» **TASK DESCRIPTION**: Rename "thinkbox" to "Thinkbox" throughout the records below, and write out every line again with nothing else changed. Leave the pictures out.

┄┄┄┄┄┄

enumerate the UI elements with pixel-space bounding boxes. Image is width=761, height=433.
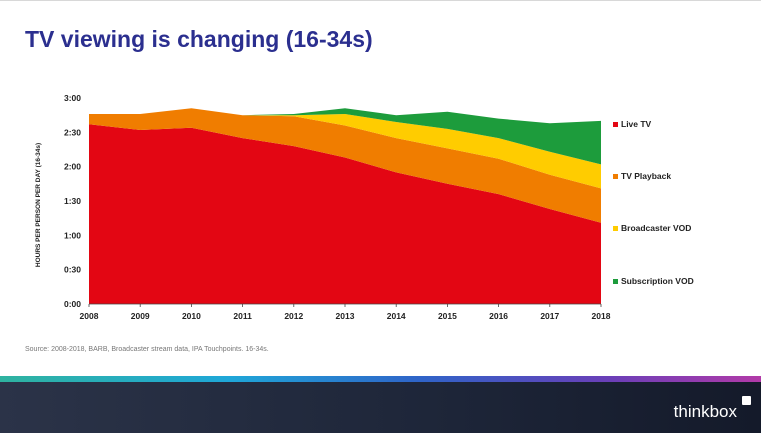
x-tick-label: 2010 [182, 311, 201, 321]
source-note: Source: 2008-2018, BARB, Broadcaster str… [25, 346, 269, 353]
legend-label: Live TV [621, 119, 652, 129]
legend: Live TV TV Playback Broadcaster VOD Subscri… [613, 119, 694, 286]
y-tick-label: 3:00 [64, 93, 81, 103]
x-tick-label: 2014 [387, 311, 406, 321]
legend-item-tv-playback: TV Playback [613, 171, 671, 181]
area-subscription-vod [89, 108, 601, 165]
y-tick-label: 1:00 [64, 230, 81, 240]
legend-label: Subscription VOD [621, 276, 694, 286]
legend-label: TV Playback [621, 171, 671, 181]
chart-areas [89, 108, 601, 304]
y-tick-label: 2:30 [64, 127, 81, 137]
legend-swatch [613, 174, 618, 179]
top-divider [0, 0, 761, 1]
x-tick-label: 2012 [284, 311, 303, 321]
y-axis-label: HOURS PER PERSON PER DAY (16-34s) [35, 143, 42, 267]
y-tick-label: 2:00 [64, 162, 81, 172]
legend-item-subscription-vod: Subscription VOD [613, 276, 694, 286]
area-live-tv [89, 124, 601, 304]
y-axis-ticks: 0:00 0:30 1:00 1:30 2:00 2:30 3:00 [64, 93, 81, 309]
y-tick-label: 0:30 [64, 265, 81, 275]
legend-swatch [613, 122, 618, 127]
footer-stripe [0, 376, 761, 382]
legend-swatch [613, 226, 618, 231]
x-tick-label: 2009 [131, 311, 150, 321]
x-tick-label: 2008 [80, 311, 99, 321]
legend-item-broadcaster-vod: Broadcaster VOD [613, 223, 691, 233]
y-tick-label: 0:00 [64, 299, 81, 309]
legend-label: Broadcaster VOD [621, 223, 691, 233]
brand-logo: thinkbox [673, 402, 737, 421]
x-tick-label: 2015 [438, 311, 457, 321]
x-tick-label: 2017 [540, 311, 559, 321]
x-tick-label: 2011 [233, 311, 252, 321]
footer-bar: thinkbox [0, 382, 761, 433]
area-broadcaster-vod [89, 108, 601, 189]
legend-swatch [613, 279, 618, 284]
stacked-area-chart: 0:00 0:30 1:00 1:30 2:00 2:30 3:00 2008 2009 201… [35, 93, 694, 321]
x-tick-label: 2013 [336, 311, 355, 321]
area-tv-playback [89, 108, 601, 223]
x-axis-ticks: 2008 2009 2010 2011 2012 2013 2014 2015 2016 2017… [80, 304, 611, 321]
logo-square-icon [742, 396, 751, 405]
legend-item-live-tv: Live TV [613, 119, 652, 129]
x-tick-label: 2016 [489, 311, 508, 321]
slide-title: TV viewing is changing (16-34s) [25, 26, 373, 52]
x-tick-label: 2018 [592, 311, 611, 321]
y-tick-label: 1:30 [64, 196, 81, 206]
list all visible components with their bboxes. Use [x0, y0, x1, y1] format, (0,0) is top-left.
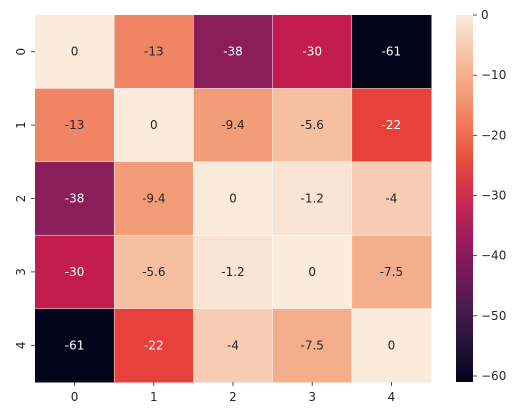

┄┄┄┄┄┄

» **EXERCISE RESPONSE**:
enumerate the UI elements with pixel-space bounding boxes. Image is width=761, height=433.
x-tick-label: 2010 [182, 311, 201, 321]
source-note: Source: 2008-2018, BARB, Broadcaster str… [25, 346, 269, 353]
legend-label: Live TV [621, 119, 652, 129]
legend: Live TV TV Playback Broadcaster VOD Subscri… [613, 119, 694, 286]
y-tick-label: 3:00 [64, 93, 81, 103]
x-tick-label: 2014 [387, 311, 406, 321]
legend-item-tv-playback: TV Playback [613, 171, 671, 181]
area-subscription-vod [89, 108, 601, 165]
y-tick-label: 1:00 [64, 230, 81, 240]
legend-label: Subscription VOD [621, 276, 694, 286]
legend-label: TV Playback [621, 171, 671, 181]
chart-areas [89, 108, 601, 304]
y-tick-label: 2:30 [64, 127, 81, 137]
legend-swatch [613, 174, 618, 179]
top-divider [0, 0, 761, 1]
x-tick-label: 2012 [284, 311, 303, 321]
y-axis-label: HOURS PER PERSON PER DAY (16-34s) [35, 143, 42, 267]
y-tick-label: 2:00 [64, 162, 81, 172]
legend-item-subscription-vod: Subscription VOD [613, 276, 694, 286]
area-live-tv [89, 124, 601, 304]
y-axis-ticks: 0:00 0:30 1:00 1:30 2:00 2:30 3:00 [64, 93, 81, 309]
y-tick-label: 0:30 [64, 265, 81, 275]
legend-swatch [613, 122, 618, 127]
footer-stripe [0, 376, 761, 382]
legend-swatch [613, 226, 618, 231]
x-tick-label: 2009 [131, 311, 150, 321]
x-tick-label: 2008 [80, 311, 99, 321]
legend-item-broadcaster-vod: Broadcaster VOD [613, 223, 691, 233]
y-tick-label: 0:00 [64, 299, 81, 309]
legend-label: Broadcaster VOD [621, 223, 691, 233]
brand-logo: Thinkbox [673, 402, 737, 421]
x-tick-label: 2015 [438, 311, 457, 321]
x-tick-label: 2017 [540, 311, 559, 321]
x-tick-label: 2011 [233, 311, 252, 321]
footer-bar: Thinkbox [0, 382, 761, 433]
area-broadcaster-vod [89, 108, 601, 189]
legend-swatch [613, 279, 618, 284]
stacked-area-chart: 0:00 0:30 1:00 1:30 2:00 2:30 3:00 2008 2009 201… [35, 93, 694, 321]
x-tick-label: 2013 [336, 311, 355, 321]
area-tv-playback [89, 108, 601, 223]
x-axis-ticks: 2008 2009 2010 2011 2012 2013 2014 2015 2016 2017… [80, 304, 611, 321]
logo-square-icon [742, 396, 751, 405]
legend-item-live-tv: Live TV [613, 119, 652, 129]
x-tick-label: 2016 [489, 311, 508, 321]
slide-title: TV viewing is changing (16-34s) [25, 26, 373, 52]
x-tick-label: 2018 [592, 311, 611, 321]
y-tick-label: 1:30 [64, 196, 81, 206]
list all visible components with their bboxes. Use [x0, y0, x1, y1] format, (0,0) is top-left.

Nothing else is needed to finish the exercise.